A block of data
- - - - -

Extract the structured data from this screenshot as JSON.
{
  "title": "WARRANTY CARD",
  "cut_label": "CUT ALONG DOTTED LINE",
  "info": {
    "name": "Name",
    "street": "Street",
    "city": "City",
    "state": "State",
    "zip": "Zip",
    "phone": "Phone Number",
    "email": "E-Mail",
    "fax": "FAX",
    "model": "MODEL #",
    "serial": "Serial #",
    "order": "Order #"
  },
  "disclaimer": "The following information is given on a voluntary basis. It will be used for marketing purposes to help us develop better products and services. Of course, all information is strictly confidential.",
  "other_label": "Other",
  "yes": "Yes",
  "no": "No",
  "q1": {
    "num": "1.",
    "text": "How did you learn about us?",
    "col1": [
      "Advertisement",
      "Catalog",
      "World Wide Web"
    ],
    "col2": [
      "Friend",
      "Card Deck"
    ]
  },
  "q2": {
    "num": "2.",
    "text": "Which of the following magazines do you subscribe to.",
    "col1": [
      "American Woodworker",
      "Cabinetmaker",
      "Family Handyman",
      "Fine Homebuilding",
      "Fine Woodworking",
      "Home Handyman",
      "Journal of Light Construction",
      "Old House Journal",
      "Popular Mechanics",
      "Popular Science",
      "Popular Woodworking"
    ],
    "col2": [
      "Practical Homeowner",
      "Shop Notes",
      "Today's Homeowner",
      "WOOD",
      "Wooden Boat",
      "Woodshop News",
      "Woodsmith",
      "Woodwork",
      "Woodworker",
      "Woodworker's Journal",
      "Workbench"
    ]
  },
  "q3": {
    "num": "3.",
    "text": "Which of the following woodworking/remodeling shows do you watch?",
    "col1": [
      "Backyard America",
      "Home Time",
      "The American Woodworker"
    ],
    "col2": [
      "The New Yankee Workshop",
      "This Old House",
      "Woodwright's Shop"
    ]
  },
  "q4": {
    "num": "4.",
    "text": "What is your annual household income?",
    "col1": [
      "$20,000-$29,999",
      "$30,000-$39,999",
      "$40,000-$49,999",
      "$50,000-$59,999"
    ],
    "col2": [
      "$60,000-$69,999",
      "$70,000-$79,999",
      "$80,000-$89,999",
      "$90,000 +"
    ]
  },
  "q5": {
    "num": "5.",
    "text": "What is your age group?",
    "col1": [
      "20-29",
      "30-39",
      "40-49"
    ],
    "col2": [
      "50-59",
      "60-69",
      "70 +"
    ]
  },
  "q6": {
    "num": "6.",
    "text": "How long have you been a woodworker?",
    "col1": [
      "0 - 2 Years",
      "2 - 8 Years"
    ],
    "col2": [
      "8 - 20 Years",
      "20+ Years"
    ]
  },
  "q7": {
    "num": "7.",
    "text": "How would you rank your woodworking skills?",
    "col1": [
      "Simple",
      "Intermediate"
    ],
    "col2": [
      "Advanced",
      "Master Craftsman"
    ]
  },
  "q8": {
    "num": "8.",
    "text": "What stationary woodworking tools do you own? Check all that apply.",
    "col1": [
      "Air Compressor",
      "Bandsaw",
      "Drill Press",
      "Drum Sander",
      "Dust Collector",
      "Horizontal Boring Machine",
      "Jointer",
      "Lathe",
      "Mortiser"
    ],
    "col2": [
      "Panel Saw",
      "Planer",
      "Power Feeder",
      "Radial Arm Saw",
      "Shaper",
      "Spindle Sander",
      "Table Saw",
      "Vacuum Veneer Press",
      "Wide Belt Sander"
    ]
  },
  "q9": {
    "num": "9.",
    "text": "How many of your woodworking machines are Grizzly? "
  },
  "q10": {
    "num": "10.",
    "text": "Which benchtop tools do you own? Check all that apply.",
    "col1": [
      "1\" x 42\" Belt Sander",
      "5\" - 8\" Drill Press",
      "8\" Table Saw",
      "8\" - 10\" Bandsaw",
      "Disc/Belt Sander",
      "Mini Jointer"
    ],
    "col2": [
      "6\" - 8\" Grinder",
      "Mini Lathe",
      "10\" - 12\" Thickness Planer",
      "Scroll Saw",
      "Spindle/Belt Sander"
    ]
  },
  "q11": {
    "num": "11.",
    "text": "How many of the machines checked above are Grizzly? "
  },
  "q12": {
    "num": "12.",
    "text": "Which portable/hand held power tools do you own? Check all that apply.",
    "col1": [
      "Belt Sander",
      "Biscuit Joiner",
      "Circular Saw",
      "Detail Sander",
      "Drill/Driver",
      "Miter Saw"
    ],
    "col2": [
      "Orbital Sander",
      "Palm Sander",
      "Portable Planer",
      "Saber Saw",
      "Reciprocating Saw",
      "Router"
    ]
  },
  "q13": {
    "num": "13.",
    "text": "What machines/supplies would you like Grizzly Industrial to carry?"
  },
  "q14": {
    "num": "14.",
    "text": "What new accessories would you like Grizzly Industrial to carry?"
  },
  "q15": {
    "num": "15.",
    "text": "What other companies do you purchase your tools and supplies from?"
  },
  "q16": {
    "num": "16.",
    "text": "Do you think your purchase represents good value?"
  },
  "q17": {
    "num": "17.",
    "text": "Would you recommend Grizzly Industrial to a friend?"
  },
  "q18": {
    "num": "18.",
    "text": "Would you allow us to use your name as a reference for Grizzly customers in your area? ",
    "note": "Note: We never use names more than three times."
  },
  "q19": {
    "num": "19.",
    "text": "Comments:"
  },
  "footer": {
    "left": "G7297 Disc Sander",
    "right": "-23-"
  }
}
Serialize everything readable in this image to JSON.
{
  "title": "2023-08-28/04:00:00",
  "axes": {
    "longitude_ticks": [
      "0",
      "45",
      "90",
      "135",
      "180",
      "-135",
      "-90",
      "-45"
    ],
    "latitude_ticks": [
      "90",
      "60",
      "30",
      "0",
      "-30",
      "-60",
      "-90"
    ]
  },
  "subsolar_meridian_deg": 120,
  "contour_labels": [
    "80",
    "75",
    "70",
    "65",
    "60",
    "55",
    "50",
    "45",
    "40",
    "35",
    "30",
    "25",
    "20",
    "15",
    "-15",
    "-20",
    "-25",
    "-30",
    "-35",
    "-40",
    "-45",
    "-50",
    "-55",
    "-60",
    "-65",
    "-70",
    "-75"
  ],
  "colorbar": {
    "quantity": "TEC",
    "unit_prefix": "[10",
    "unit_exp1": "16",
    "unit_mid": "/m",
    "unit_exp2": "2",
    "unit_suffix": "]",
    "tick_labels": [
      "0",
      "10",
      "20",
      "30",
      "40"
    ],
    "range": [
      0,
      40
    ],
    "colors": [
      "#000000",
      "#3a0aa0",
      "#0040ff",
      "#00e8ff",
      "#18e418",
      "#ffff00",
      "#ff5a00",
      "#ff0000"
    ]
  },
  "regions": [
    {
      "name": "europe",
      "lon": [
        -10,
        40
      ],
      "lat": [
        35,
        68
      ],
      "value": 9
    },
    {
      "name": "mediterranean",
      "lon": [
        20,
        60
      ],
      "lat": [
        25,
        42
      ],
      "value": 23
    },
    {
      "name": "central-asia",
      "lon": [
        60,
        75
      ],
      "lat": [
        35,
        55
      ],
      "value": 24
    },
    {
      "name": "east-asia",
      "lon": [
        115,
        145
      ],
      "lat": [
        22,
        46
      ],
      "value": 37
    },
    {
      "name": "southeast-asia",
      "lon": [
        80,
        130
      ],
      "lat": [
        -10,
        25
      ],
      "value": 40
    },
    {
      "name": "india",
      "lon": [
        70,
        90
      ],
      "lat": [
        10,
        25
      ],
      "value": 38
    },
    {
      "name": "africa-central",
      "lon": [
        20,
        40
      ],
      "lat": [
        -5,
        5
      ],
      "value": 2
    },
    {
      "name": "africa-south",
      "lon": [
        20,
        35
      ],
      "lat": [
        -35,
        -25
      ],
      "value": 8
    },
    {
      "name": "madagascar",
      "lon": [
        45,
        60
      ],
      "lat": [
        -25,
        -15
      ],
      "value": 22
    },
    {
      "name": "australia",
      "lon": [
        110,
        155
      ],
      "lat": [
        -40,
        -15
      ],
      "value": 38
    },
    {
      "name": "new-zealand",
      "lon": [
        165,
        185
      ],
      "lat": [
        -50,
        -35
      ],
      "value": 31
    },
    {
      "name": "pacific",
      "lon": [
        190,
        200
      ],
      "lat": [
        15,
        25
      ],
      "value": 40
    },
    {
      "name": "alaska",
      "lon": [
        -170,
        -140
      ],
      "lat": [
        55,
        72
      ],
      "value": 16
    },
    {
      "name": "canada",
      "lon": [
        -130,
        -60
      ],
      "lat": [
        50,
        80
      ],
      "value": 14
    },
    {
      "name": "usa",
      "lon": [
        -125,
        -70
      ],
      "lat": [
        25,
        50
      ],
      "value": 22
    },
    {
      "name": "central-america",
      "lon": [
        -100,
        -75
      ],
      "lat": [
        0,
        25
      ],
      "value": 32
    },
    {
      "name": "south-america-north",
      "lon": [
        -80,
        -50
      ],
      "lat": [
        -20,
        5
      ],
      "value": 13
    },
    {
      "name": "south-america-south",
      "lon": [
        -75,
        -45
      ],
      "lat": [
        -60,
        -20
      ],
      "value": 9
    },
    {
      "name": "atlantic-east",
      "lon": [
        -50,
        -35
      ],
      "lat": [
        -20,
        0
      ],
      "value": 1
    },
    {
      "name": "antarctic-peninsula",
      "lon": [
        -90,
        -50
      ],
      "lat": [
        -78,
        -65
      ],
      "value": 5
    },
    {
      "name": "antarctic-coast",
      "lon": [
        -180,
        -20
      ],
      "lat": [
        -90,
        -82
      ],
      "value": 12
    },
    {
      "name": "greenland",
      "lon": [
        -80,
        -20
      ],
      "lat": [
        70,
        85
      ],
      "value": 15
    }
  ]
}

- - - - -

EXERCISE DIRECTIONS: The lines above form a set of records; determine how many of them contain the string "Planer" and give that number alone.

TASK SOLUTION: 3